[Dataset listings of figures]
= = = =

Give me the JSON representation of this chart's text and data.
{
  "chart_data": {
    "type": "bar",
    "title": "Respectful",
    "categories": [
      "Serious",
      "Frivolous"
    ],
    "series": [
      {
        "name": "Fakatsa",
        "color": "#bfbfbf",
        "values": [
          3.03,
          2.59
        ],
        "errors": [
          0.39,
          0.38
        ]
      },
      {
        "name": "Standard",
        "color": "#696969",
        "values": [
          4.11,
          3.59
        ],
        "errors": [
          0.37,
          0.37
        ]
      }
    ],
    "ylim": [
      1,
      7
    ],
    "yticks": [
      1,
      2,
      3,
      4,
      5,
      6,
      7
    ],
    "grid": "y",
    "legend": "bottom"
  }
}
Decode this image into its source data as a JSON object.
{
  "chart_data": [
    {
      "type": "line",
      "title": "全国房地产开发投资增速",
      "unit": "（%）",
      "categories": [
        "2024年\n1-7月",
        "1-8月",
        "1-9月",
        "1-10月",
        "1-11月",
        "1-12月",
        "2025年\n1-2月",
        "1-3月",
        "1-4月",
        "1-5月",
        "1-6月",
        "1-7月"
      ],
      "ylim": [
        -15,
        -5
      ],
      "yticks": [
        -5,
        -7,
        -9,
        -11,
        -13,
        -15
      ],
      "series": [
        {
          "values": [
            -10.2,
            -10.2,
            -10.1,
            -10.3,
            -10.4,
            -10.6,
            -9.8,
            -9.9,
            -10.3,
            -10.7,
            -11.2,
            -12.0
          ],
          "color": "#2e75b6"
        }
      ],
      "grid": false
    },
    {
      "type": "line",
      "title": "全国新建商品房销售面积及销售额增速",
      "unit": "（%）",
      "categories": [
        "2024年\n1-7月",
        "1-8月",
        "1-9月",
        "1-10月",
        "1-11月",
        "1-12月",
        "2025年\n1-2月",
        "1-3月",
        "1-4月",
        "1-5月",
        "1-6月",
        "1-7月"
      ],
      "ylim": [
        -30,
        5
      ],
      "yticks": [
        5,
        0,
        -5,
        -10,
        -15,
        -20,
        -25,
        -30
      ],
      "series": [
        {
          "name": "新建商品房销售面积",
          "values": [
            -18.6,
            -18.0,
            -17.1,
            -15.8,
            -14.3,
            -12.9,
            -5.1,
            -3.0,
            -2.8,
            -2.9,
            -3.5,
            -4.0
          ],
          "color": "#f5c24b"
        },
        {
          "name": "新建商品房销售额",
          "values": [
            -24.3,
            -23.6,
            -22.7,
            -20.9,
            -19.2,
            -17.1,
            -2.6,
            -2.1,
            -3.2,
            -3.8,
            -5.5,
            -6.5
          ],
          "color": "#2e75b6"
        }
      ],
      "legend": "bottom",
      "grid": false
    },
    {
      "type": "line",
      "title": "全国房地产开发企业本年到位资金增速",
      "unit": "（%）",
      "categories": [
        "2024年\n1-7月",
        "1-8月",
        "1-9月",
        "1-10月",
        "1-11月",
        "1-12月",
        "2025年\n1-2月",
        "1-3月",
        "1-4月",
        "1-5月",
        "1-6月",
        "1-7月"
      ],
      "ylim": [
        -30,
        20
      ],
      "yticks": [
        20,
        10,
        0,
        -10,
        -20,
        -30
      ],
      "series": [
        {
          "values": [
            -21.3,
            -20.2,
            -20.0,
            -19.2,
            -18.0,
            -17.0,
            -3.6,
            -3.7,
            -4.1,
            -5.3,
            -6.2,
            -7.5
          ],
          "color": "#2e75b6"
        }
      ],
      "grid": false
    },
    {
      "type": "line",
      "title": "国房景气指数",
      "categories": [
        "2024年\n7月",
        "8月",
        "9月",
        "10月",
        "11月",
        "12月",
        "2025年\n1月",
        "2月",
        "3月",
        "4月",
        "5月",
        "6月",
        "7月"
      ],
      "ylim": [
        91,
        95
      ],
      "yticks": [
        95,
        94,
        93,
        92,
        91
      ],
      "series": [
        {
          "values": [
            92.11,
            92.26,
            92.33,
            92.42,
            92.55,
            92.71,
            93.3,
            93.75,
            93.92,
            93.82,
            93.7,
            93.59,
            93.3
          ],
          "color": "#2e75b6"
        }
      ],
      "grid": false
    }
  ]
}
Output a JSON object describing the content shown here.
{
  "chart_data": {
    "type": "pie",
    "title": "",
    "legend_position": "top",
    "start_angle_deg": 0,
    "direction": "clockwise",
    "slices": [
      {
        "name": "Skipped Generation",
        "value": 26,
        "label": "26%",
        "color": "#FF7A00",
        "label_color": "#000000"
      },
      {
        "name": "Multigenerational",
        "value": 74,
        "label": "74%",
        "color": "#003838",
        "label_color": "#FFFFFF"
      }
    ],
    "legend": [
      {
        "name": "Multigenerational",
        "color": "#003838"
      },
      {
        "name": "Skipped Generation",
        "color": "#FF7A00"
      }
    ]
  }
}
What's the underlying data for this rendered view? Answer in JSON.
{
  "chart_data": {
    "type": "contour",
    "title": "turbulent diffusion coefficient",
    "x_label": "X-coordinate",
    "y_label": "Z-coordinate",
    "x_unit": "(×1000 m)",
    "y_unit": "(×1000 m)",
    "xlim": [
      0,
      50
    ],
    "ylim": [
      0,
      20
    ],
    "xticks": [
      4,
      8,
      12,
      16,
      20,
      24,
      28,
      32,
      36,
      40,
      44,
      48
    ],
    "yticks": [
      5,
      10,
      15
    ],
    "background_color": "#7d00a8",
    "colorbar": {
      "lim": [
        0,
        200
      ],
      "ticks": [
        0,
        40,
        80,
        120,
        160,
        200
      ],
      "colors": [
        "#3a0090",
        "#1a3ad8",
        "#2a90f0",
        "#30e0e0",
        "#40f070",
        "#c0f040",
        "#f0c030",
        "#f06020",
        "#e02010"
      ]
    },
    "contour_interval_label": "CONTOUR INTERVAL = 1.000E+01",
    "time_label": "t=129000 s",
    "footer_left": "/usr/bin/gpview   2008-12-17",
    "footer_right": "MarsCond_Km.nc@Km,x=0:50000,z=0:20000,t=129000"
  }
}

= = = =

> What the exercise asks
Copy every line verbatim.

> Solution to the problem
Give me the JSON representation of this chart's text and data.
{
  "chart_data": {
    "type": "bar",
    "title": "Respectful",
    "categories": [
      "Serious",
      "Frivolous"
    ],
    "series": [
      {
        "name": "Fakatsa",
        "color": "#bfbfbf",
        "values": [
          3.03,
          2.59
        ],
        "errors": [
          0.39,
          0.38
        ]
      },
      {
        "name": "Standard",
        "color": "#696969",
        "values": [
          4.11,
          3.59
        ],
        "errors": [
          0.37,
          0.37
        ]
      }
    ],
    "ylim": [
      1,
      7
    ],
    "yticks": [
      1,
      2,
      3,
      4,
      5,
      6,
      7
    ],
    "grid": "y",
    "legend": "bottom"
  }
}
Decode this image into its source data as a JSON object.
{
  "chart_data": [
    {
      "type": "line",
      "title": "全国房地产开发投资增速",
      "unit": "（%）",
      "categories": [
        "2024年\n1-7月",
        "1-8月",
        "1-9月",
        "1-10月",
        "1-11月",
        "1-12月",
        "2025年\n1-2月",
        "1-3月",
        "1-4月",
        "1-5月",
        "1-6月",
        "1-7月"
      ],
      "ylim": [
        -15,
        -5
      ],
      "yticks": [
        -5,
        -7,
        -9,
        -11,
        -13,
        -15
      ],
      "series": [
        {
          "values": [
            -10.2,
            -10.2,
            -10.1,
            -10.3,
            -10.4,
            -10.6,
            -9.8,
            -9.9,
            -10.3,
            -10.7,
            -11.2,
            -12.0
          ],
          "color": "#2e75b6"
        }
      ],
      "grid": false
    },
    {
      "type": "line",
      "title": "全国新建商品房销售面积及销售额增速",
      "unit": "（%）",
      "categories": [
        "2024年\n1-7月",
        "1-8月",
        "1-9月",
        "1-10月",
        "1-11月",
        "1-12月",
        "2025年\n1-2月",
        "1-3月",
        "1-4月",
        "1-5月",
        "1-6月",
        "1-7月"
      ],
      "ylim": [
        -30,
        5
      ],
      "yticks": [
        5,
        0,
        -5,
        -10,
        -15,
        -20,
        -25,
        -30
      ],
      "series": [
        {
          "name": "新建商品房销售面积",
          "values": [
            -18.6,
            -18.0,
            -17.1,
            -15.8,
            -14.3,
            -12.9,
            -5.1,
            -3.0,
            -2.8,
            -2.9,
            -3.5,
            -4.0
          ],
          "color": "#f5c24b"
        },
        {
          "name": "新建商品房销售额",
          "values": [
            -24.3,
            -23.6,
            -22.7,
            -20.9,
            -19.2,
            -17.1,
            -2.6,
            -2.1,
            -3.2,
            -3.8,
            -5.5,
            -6.5
          ],
          "color": "#2e75b6"
        }
      ],
      "legend": "bottom",
      "grid": false
    },
    {
      "type": "line",
      "title": "全国房地产开发企业本年到位资金增速",
      "unit": "（%）",
      "categories": [
        "2024年\n1-7月",
        "1-8月",
        "1-9月",
        "1-10月",
        "1-11月",
        "1-12月",
        "2025年\n1-2月",
        "1-3月",
        "1-4月",
        "1-5月",
        "1-6月",
        "1-7月"
      ],
      "ylim": [
        -30,
        20
      ],
      "yticks": [
        20,
        10,
        0,
        -10,
        -20,
        -30
      ],
      "series": [
        {
          "values": [
            -21.3,
            -20.2,
            -20.0,
            -19.2,
            -18.0,
            -17.0,
            -3.6,
            -3.7,
            -4.1,
            -5.3,
            -6.2,
            -7.5
          ],
          "color": "#2e75b6"
        }
      ],
      "grid": false
    },
    {
      "type": "line",
      "title": "国房景气指数",
      "categories": [
        "2024年\n7月",
        "8月",
        "9月",
        "10月",
        "11月",
        "12月",
        "2025年\n1月",
        "2月",
        "3月",
        "4月",
        "5月",
        "6月",
        "7月"
      ],
      "ylim": [
        91,
        95
      ],
      "yticks": [
        95,
        94,
        93,
        92,
        91
      ],
      "series": [
        {
          "values": [
            92.11,
            92.26,
            92.33,
            92.42,
            92.55,
            92.71,
            93.3,
            93.75,
            93.92,
            93.82,
            93.7,
            93.59,
            93.3
          ],
          "color": "#2e75b6"
        }
      ],
      "grid": false
    }
  ]
}
Output a JSON object describing the content shown here.
{
  "chart_data": {
    "type": "pie",
    "title": "",
    "legend_position": "top",
    "start_angle_deg": 0,
    "direction": "clockwise",
    "slices": [
      {
        "name": "Skipped Generation",
        "value": 26,
        "label": "26%",
        "color": "#FF7A00",
        "label_color": "#000000"
      },
      {
        "name": "Multigenerational",
        "value": 74,
        "label": "74%",
        "color": "#003838",
        "label_color": "#FFFFFF"
      }
    ],
    "legend": [
      {
        "name": "Multigenerational",
        "color": "#003838"
      },
      {
        "name": "Skipped Generation",
        "color": "#FF7A00"
      }
    ]
  }
}
What's the underlying data for this rendered view? Answer in JSON.
{
  "chart_data": {
    "type": "contour",
    "title": "turbulent diffusion coefficient",
    "x_label": "X-coordinate",
    "y_label": "Z-coordinate",
    "x_unit": "(×1000 m)",
    "y_unit": "(×1000 m)",
    "xlim": [
      0,
      50
    ],
    "ylim": [
      0,
      20
    ],
    "xticks": [
      4,
      8,
      12,
      16,
      20,
      24,
      28,
      32,
      36,
      40,
      44,
      48
    ],
    "yticks": [
      5,
      10,
      15
    ],
    "background_color": "#7d00a8",
    "colorbar": {
      "lim": [
        0,
        200
      ],
      "ticks": [
        0,
        40,
        80,
        120,
        160,
        200
      ],
      "colors": [
        "#3a0090",
        "#1a3ad8",
        "#2a90f0",
        "#30e0e0",
        "#40f070",
        "#c0f040",
        "#f0c030",
        "#f06020",
        "#e02010"
      ]
    },
    "contour_interval_label": "CONTOUR INTERVAL = 1.000E+01",
    "time_label": "t=129000 s",
    "footer_left": "/usr/bin/gpview   2008-12-17",
    "footer_right": "MarsCond_Km.nc@Km,x=0:50000,z=0:20000,t=129000"
  }
}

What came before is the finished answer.